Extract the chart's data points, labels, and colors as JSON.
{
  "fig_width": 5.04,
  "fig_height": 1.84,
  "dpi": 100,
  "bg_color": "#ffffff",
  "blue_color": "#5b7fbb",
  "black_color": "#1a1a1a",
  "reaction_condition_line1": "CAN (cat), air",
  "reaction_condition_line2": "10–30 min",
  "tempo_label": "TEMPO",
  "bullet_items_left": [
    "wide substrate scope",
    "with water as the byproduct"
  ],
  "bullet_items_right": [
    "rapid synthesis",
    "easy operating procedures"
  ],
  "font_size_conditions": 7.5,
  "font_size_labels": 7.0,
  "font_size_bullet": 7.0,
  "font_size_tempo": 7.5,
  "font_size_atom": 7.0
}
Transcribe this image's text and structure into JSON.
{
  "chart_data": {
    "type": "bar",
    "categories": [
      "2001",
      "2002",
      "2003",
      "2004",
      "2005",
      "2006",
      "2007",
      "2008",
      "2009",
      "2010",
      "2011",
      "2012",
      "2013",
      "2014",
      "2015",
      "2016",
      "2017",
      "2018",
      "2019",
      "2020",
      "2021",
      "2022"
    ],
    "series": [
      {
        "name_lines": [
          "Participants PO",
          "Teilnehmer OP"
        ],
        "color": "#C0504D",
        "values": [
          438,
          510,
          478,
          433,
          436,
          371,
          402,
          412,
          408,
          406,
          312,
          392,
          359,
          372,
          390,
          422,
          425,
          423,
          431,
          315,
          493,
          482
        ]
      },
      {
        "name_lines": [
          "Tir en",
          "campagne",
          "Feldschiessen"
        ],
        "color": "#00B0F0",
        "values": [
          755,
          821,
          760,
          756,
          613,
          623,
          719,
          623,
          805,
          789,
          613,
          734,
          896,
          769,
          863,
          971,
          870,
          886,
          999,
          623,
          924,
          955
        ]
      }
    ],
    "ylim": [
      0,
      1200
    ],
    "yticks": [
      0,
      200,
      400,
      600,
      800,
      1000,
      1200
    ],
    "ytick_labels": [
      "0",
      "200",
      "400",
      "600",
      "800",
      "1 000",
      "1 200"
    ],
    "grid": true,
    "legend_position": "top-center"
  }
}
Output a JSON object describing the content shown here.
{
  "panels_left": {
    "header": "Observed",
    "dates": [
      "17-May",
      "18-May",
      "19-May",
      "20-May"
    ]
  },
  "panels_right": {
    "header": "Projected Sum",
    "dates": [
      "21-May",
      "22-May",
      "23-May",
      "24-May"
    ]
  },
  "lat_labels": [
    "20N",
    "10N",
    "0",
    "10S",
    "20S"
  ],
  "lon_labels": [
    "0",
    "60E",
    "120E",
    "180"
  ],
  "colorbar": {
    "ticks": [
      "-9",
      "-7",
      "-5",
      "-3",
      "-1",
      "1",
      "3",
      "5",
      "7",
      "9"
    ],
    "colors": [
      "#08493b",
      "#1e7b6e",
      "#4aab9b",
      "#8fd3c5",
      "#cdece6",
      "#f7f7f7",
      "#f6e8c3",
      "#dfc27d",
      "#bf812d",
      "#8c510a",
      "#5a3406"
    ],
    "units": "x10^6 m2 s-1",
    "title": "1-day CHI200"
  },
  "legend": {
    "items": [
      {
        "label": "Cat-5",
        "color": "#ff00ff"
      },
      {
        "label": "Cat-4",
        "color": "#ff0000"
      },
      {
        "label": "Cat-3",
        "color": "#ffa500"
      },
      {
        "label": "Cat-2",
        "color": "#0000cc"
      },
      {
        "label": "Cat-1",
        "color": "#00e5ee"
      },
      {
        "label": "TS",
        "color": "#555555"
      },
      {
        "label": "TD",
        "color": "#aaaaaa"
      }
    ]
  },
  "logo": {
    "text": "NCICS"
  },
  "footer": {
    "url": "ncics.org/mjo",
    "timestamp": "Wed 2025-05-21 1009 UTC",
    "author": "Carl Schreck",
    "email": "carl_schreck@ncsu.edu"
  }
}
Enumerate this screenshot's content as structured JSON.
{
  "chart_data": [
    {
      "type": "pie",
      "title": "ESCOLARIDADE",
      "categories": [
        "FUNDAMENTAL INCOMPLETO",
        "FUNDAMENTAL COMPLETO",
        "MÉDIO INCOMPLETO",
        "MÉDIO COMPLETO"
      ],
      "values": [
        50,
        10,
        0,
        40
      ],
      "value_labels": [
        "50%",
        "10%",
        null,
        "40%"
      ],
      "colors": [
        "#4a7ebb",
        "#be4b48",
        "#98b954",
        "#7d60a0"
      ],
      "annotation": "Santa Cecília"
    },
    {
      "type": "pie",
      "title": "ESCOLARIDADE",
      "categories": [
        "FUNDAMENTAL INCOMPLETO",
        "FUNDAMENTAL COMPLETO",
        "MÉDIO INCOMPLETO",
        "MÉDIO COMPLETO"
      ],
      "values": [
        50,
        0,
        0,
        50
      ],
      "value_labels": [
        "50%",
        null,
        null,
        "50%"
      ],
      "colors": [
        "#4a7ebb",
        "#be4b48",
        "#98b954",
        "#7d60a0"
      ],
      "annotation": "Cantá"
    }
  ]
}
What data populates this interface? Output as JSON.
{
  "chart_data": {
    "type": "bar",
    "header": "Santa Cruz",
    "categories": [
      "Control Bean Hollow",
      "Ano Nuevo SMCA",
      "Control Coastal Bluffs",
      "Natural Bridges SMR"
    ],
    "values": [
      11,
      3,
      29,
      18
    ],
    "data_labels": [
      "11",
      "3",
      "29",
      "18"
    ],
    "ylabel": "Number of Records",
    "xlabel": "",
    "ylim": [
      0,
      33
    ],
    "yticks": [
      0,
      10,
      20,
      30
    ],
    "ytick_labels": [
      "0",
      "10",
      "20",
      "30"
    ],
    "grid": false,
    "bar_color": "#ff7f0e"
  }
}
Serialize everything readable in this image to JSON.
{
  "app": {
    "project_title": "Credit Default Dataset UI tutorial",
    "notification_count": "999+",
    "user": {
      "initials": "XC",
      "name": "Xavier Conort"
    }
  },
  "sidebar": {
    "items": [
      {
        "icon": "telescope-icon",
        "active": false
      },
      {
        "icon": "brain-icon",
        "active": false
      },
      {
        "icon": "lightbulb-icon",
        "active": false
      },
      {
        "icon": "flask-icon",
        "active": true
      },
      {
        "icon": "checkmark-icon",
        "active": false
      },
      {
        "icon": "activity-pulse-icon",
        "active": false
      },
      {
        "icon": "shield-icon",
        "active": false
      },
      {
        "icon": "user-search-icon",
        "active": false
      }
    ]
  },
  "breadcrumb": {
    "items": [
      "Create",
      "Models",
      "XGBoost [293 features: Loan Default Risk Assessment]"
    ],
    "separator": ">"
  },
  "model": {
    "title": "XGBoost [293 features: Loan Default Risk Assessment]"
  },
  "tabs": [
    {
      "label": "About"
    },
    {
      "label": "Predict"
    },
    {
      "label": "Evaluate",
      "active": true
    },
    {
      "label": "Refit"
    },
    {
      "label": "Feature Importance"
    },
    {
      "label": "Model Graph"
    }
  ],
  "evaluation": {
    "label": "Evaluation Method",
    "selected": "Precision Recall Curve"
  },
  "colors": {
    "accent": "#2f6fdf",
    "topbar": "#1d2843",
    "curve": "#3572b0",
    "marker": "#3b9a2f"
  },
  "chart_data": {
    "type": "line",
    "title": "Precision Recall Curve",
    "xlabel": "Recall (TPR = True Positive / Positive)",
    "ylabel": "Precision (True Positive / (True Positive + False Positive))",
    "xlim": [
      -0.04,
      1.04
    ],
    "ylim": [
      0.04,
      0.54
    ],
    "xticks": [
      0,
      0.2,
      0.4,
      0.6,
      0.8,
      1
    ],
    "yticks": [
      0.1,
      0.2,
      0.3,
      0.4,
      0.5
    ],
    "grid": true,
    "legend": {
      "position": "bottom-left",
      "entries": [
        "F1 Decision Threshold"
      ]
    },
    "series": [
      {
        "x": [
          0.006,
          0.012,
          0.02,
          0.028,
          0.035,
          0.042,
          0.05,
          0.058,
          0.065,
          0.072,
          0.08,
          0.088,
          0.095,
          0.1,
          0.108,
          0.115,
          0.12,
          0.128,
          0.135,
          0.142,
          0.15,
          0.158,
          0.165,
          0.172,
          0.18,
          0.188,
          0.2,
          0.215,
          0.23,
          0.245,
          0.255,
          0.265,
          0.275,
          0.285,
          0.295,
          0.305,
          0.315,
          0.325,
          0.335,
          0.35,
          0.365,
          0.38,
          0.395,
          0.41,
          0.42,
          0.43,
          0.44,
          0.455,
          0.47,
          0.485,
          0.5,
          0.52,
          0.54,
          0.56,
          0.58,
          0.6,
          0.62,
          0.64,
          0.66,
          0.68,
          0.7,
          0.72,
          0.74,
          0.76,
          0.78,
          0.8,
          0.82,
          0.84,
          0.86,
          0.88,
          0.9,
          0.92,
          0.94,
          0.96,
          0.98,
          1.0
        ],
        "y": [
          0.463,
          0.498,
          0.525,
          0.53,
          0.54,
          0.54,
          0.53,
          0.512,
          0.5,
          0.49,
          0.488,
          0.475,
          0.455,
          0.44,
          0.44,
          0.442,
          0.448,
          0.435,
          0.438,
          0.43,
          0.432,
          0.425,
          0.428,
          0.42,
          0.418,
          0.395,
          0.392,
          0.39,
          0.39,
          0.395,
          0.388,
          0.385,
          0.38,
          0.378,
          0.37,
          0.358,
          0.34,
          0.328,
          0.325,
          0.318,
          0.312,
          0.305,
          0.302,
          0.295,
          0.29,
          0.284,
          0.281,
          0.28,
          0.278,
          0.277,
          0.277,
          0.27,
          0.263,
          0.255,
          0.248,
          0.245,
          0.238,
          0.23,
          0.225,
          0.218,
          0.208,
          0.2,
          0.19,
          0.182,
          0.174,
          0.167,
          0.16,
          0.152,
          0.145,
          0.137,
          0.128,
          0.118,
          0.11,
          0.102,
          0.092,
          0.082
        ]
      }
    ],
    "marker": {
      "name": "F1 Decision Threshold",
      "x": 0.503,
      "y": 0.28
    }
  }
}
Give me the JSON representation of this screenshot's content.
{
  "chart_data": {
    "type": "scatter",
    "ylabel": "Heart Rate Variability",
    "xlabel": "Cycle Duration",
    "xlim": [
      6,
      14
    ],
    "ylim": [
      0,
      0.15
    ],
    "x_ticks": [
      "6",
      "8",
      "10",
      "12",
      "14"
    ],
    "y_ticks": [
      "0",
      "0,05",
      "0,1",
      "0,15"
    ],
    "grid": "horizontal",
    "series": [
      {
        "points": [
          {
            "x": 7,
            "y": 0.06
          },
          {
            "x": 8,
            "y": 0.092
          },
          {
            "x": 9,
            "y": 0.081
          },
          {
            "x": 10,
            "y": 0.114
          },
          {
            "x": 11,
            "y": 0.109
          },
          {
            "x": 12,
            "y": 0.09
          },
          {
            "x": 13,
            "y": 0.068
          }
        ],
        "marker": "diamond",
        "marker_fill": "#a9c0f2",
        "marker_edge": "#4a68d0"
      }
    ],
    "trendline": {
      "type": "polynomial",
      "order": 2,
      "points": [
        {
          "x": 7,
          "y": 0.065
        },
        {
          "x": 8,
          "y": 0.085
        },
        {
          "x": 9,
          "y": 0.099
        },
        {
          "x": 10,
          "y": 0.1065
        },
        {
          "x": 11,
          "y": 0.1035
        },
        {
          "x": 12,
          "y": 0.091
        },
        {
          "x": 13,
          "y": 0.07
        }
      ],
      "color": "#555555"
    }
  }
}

▸ **Problem**:
Collect from the data above every line that includes "points".

▸ **Output**:
Extract the chart's data points, labels, and colors as JSON.
        "points": [
      "points": [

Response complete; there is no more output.